Por Gustavo Ítalo Yanicelli

Alan Turing no actuó en ningún film y tampoco tenía un corazón de acero pero estuvo en la guerra. En la Segunda Guerra Descomunal. Alan era un matemático brillante, absolutamente excepcional. No tenía el corazón de acero. Pero sí muchas ideas pacíficas. Pensaba mientras corría. Pensaba todo el tiempo. En su mente inventaba máquinas que no podían siquiera existir. Imaginaba y razonaba dilemas lógicos. Fue informático teórico, criptógrafo, estadístico, investigador sobre inteligencia artificial, profesor universitario y maratonista.

Pero sobre todo Alan era una persona buena. Un buen ser humano. Lo suficientemente bueno como para no poder tener un corazón de acero.  Eso fue el sino de su vida: no resistió la maldad de su tiempo pero nos legó la obra de su bondad.

En 1939 Alan fue citado al Servicio Británico de Descifrado. Una organización ultrasecreta del Reino Unido que tenía su cuartel general en Bletchley Parck, una instalación militar en Buckinghamshire, a unos 80 kilómetros al norte de Londres. El gobierno necesitaba que de alguna manera obtuvieran los científicos convocados un método eficaz para descifrar los mensajes que los alemanes enviaban y recibían a través del uso de una máquina para tal fin llamada Enigma.

Enigma era un equipo de encriptado que utilizaban los alemanes y las fuerzas del Eje para comunicarse entre sí. Las fuerzas militares y de inteligencia se desplegaban a una velocidad impresionante  por el mundo llevando la maldad del invasor. Los submarinos alemanes ocupaban posiciones en el Atlántico Norte mortificando el puente marítimo de suministro de los aliados. Invadían Polonia y después Francia y el norte de África. El mal absoluto se había organizado en una maquinaria  militar letal, tremenda, veloz, feroz y contundente.

Decenas de miles de barcos, submarinos, aviones, batallones, comandos, transportes, trenes, fabricas, laboratorios y oficinas gubernativas estaban comunicadas de forma encriptada por la maquina Enigma. Si bien se podían interferir las comunicaciones no podían los aliados entender lo que el enemigo decía. Solo capturaban una sucesión misteriosa y siniestra de sonidos cortos y largos que arrogaban letras y números en morse pero que nada significaban al lector.

Las órdenes y los informes de los alemanes iban y venían por los cables telegráficos y por señales de radio en clave morse pero incomprensibles por estar cifrados. Romper el secreto era una necesidad desesperante, angustiante. Adivinar la intención de la bestia significaba su destrucción. Para aniquilar al mal había que anticiparse a su voluntad. Escrutar en sus entrañas malignas. Indagar es sus nervios.

El Servicio Británico puso a trabajar a los mejores cerebros del reino y sus aliados. No solo a los mejores matemáticos y lógicos sino también a jugadores de póker, especialistas en crucigramas y rompecabezas  y hasta videntes y espiritistas. Así de urgidos estaban. Así de desesperados. Intentos hubo muchísimos y a cada uno su correspondiente fracaso.

Registros contenidos en un conjunto de datos:
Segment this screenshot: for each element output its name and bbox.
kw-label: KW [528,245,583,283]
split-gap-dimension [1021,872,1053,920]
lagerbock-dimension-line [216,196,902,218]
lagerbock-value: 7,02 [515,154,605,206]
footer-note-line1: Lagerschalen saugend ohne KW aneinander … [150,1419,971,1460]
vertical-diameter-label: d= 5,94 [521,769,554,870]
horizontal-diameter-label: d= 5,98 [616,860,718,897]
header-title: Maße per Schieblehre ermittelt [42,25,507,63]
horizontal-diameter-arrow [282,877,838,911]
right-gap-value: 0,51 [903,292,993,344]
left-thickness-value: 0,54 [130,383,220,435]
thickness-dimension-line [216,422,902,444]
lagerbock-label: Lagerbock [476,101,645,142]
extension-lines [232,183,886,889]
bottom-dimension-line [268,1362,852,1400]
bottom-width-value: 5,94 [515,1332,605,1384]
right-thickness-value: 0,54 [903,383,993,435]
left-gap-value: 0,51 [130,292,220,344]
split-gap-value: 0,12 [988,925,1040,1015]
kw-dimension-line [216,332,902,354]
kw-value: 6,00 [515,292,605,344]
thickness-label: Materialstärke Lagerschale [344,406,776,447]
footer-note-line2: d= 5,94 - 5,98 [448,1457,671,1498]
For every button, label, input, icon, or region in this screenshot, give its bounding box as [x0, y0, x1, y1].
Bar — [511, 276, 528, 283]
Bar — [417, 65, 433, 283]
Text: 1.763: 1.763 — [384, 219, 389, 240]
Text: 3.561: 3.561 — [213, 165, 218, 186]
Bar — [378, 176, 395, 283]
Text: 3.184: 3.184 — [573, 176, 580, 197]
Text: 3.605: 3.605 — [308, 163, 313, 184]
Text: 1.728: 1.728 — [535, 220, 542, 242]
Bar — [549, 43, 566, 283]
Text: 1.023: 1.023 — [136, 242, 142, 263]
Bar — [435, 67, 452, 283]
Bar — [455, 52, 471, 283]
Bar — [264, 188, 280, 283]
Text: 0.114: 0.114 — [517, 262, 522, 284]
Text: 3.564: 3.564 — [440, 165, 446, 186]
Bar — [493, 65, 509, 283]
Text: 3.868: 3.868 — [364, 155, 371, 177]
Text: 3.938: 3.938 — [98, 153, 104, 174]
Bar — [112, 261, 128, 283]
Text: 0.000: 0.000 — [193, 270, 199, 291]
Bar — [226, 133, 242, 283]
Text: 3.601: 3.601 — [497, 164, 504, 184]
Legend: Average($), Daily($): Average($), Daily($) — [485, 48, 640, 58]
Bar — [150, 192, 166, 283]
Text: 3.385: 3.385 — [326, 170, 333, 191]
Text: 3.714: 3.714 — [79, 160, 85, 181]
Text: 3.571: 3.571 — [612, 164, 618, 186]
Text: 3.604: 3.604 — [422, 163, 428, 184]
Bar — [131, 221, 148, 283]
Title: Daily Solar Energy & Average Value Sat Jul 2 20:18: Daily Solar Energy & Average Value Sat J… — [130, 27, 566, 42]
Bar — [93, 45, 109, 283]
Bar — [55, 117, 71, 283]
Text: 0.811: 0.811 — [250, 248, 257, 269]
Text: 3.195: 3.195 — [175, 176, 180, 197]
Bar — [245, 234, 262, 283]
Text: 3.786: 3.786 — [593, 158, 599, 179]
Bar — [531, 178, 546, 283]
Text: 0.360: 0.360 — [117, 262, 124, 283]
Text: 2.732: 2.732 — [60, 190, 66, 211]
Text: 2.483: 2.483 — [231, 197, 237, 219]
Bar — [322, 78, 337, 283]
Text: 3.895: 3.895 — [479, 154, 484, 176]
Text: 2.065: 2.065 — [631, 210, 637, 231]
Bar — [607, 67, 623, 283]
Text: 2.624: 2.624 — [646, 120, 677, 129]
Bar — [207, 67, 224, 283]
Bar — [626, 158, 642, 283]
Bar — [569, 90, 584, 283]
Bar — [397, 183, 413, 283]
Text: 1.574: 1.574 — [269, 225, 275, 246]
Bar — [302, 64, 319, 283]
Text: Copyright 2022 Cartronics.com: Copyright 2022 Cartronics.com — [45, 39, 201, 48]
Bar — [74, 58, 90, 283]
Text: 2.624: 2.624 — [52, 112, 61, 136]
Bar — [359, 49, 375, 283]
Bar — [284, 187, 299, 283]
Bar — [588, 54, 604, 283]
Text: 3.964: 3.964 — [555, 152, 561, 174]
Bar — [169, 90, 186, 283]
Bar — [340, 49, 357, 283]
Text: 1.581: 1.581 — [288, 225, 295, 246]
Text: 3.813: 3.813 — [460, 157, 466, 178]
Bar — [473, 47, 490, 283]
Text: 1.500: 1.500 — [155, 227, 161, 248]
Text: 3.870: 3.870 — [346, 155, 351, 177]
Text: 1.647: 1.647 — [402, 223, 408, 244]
...
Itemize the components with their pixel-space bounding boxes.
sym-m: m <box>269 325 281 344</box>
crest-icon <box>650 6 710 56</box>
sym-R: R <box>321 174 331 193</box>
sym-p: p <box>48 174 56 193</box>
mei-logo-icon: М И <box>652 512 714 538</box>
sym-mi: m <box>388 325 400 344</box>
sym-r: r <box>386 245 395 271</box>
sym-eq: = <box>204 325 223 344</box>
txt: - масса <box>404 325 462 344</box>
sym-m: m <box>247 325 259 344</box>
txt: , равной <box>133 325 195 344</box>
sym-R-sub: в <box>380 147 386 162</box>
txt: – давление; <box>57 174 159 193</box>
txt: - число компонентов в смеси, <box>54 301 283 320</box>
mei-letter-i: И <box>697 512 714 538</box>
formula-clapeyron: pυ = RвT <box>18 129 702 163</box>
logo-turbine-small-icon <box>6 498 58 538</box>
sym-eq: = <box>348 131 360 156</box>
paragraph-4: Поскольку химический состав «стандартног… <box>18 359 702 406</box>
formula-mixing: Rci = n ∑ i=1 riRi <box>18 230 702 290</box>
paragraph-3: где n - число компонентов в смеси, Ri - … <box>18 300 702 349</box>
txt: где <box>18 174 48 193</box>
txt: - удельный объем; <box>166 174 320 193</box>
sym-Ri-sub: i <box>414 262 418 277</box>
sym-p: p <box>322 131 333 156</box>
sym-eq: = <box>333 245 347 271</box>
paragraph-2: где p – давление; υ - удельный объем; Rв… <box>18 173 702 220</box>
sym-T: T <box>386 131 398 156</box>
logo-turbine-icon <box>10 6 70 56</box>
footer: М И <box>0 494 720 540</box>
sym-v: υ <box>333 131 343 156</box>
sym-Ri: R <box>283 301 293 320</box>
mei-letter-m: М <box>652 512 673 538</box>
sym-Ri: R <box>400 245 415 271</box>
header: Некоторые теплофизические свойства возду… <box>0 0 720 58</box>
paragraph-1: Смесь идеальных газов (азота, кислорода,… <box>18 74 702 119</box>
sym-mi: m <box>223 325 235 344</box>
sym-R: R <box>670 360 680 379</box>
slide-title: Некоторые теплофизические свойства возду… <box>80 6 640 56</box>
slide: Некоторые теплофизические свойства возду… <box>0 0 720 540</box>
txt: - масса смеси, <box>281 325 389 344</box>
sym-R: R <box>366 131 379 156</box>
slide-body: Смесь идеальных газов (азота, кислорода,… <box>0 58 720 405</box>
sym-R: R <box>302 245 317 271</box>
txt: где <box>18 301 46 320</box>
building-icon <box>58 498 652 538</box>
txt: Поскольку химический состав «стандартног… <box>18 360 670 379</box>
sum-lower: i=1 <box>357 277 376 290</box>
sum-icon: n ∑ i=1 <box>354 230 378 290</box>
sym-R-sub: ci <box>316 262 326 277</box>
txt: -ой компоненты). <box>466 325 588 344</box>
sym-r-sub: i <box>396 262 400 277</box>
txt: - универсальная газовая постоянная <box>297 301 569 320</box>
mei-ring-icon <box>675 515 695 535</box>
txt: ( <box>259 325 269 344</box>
...
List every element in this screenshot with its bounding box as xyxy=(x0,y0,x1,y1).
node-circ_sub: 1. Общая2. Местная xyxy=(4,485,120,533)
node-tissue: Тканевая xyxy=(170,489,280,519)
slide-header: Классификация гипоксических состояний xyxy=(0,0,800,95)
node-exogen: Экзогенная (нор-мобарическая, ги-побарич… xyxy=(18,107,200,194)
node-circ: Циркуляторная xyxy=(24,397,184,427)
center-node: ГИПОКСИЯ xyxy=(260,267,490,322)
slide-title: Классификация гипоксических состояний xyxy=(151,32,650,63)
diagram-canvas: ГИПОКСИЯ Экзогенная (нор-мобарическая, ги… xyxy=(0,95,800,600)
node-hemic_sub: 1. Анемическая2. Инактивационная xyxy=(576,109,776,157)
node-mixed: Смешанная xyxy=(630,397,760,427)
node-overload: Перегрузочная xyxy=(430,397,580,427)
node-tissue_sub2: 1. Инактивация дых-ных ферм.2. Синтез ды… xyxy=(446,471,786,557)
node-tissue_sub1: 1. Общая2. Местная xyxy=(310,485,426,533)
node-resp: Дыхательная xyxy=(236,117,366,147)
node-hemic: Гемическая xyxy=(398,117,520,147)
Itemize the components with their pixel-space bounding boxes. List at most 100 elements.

CONSIGNAS DEL EJERCICIO.
**1.** Según el texto sobre Alan Turing, ¿en qué año lo citaron al Servicio Británico de Descifrado?
**2.** De acuerdo con el texto sobre Alan Turing, ¿por qué el Servicio Británico puso a trabajar no solo a matemáticos y lógicos, sino también a jugadores de póker, especialistas en crucigramas y hasta videntes?

SOLUCIONES POR CONSIGNA.
**1.** En 1939.

**2.** Lo hizo porque estaban urgidos y desesperados. Romper el secreto de los mensajes cifrados con la máquina Enigma era una necesidad desesperante y angustiante, ya que anticiparse a la voluntad del enemigo era necesario para destruirlo.